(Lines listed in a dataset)
## begin
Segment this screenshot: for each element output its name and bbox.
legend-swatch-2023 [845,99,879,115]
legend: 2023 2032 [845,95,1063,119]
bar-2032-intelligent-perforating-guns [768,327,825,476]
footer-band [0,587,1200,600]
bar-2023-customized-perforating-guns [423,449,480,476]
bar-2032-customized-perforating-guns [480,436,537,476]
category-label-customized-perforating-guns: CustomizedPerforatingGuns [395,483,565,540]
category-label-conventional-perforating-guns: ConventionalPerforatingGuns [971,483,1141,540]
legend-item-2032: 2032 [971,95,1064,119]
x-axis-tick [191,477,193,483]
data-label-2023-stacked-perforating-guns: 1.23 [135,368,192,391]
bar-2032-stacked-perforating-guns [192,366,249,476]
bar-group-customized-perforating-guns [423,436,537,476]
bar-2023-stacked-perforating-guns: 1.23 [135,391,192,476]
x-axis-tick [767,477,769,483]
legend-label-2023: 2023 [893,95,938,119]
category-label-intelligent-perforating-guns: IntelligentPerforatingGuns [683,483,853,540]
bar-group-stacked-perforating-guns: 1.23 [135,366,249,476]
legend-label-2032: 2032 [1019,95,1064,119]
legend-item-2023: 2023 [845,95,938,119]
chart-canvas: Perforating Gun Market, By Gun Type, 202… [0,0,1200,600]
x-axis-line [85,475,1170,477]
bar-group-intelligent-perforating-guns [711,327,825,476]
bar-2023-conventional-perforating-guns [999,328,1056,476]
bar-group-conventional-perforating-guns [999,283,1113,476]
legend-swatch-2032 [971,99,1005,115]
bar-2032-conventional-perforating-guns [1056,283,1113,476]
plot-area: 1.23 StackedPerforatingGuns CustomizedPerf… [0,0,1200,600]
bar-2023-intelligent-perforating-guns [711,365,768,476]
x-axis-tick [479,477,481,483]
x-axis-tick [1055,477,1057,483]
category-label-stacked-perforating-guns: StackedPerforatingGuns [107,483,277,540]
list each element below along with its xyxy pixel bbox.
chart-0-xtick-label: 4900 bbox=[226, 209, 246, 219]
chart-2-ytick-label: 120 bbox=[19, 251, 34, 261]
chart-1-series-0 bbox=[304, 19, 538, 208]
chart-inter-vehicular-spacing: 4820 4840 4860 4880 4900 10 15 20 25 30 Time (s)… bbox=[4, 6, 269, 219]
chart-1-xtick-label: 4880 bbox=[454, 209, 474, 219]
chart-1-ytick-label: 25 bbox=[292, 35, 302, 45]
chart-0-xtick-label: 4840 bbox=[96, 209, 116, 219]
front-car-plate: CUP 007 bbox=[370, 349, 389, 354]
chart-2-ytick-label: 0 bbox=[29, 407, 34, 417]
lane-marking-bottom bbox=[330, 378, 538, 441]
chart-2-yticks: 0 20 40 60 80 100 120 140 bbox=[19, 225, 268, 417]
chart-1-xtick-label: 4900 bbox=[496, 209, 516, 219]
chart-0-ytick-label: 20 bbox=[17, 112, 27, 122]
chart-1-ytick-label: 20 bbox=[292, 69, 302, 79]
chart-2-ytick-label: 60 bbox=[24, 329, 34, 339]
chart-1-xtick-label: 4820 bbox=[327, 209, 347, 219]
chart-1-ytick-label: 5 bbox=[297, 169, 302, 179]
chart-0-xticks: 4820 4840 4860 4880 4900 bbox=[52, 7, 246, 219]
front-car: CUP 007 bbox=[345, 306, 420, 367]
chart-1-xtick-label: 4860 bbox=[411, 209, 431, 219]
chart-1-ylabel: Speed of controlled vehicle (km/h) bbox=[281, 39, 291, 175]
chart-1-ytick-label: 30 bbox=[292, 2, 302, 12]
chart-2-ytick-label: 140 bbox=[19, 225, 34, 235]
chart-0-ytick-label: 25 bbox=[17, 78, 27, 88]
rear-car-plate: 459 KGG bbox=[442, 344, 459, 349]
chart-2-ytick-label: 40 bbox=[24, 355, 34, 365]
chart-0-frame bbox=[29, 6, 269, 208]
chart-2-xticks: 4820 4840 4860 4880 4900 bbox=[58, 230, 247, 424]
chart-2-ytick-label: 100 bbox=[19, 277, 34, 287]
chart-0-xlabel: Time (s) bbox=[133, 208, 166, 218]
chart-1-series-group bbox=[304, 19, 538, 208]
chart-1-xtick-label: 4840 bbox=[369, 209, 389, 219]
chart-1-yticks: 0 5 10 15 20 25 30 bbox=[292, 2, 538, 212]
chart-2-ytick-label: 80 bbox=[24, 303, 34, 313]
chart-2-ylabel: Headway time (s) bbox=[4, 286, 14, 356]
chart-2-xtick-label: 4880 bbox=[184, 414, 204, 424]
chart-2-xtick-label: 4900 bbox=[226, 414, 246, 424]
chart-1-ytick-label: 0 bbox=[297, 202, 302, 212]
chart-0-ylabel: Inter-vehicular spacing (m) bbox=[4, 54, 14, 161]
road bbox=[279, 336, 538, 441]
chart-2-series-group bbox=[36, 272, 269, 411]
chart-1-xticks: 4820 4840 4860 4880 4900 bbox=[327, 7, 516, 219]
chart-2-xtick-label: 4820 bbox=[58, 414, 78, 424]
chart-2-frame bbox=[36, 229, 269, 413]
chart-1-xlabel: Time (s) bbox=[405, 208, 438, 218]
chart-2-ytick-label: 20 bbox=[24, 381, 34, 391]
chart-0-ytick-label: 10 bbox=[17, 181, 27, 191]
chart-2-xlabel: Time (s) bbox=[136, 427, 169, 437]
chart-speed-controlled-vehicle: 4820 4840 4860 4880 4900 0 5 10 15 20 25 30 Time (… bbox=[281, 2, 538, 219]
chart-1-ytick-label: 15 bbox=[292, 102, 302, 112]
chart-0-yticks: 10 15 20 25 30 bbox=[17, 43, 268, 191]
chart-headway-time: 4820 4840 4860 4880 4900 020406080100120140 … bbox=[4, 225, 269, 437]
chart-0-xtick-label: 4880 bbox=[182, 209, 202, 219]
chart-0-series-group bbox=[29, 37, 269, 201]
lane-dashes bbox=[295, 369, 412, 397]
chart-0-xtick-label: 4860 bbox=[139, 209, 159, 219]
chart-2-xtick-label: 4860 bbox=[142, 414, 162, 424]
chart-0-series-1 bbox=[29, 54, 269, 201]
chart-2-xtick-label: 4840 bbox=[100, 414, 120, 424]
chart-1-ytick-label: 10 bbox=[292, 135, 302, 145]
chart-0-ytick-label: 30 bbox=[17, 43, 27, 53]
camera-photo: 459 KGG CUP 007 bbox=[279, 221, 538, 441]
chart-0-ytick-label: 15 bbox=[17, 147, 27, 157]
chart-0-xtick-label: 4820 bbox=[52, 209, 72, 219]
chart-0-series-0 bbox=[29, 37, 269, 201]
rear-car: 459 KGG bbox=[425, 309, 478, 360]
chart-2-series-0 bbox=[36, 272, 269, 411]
## end
Reproduce the lines above word for word, covering the stretch from the first line through the line containing "legend-label-2023: 2023 [893,95,938,119]", with both ends included.

Segment this screenshot: for each element output its name and bbox.
legend-swatch-2023 [845,99,879,115]
legend: 2023 2032 [845,95,1063,119]
bar-2032-intelligent-perforating-guns [768,327,825,476]
footer-band [0,587,1200,600]
bar-2023-customized-perforating-guns [423,449,480,476]
bar-2032-customized-perforating-guns [480,436,537,476]
category-label-customized-perforating-guns: CustomizedPerforatingGuns [395,483,565,540]
category-label-conventional-perforating-guns: ConventionalPerforatingGuns [971,483,1141,540]
legend-item-2032: 2032 [971,95,1064,119]
x-axis-tick [191,477,193,483]
data-label-2023-stacked-perforating-guns: 1.23 [135,368,192,391]
bar-2032-stacked-perforating-guns [192,366,249,476]
bar-group-customized-perforating-guns [423,436,537,476]
bar-2023-stacked-perforating-guns: 1.23 [135,391,192,476]
x-axis-tick [767,477,769,483]
legend-label-2023: 2023 [893,95,938,119]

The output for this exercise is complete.